─── Dataset excerpts
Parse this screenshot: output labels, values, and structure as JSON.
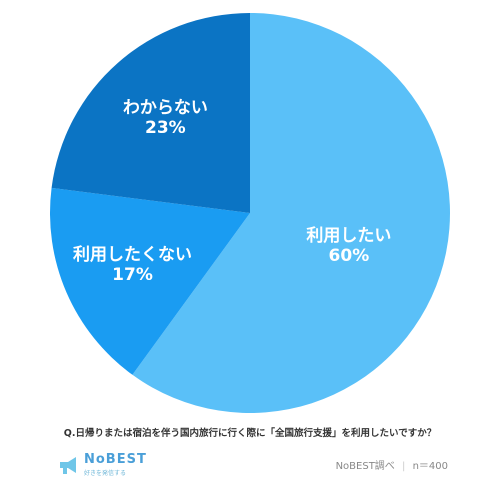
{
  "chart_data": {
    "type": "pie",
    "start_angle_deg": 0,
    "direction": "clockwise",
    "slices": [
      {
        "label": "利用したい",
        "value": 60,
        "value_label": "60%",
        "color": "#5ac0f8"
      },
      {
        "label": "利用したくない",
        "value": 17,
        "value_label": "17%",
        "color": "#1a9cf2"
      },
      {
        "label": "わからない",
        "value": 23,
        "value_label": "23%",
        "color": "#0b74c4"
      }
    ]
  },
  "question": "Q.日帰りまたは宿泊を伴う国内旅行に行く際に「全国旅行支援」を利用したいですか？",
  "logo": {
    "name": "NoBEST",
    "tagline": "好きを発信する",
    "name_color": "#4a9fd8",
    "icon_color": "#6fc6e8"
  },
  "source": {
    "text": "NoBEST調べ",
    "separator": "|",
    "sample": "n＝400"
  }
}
──────
- [Problem to work on] Pictures are excluded; copy all other data exactly as shown.

- [Complete output]
Parse this screenshot: output labels, values, and structure as JSON.
{
  "chart_data": {
    "type": "pie",
    "start_angle_deg": 0,
    "direction": "clockwise",
    "slices": [
      {
        "label": "利用したい",
        "value": 60,
        "value_label": "60%",
        "color": "#5ac0f8"
      },
      {
        "label": "利用したくない",
        "value": 17,
        "value_label": "17%",
        "color": "#1a9cf2"
      },
      {
        "label": "わからない",
        "value": 23,
        "value_label": "23%",
        "color": "#0b74c4"
      }
    ]
  },
  "question": "Q.日帰りまたは宿泊を伴う国内旅行に行く際に「全国旅行支援」を利用したいですか？",
  "logo": {
    "name": "NoBEST",
    "tagline": "好きを発信する",
    "name_color": "#4a9fd8",
    "icon_color": "#6fc6e8"
  },
  "source": {
    "text": "NoBEST調べ",
    "separator": "|",
    "sample": "n＝400"
  }
}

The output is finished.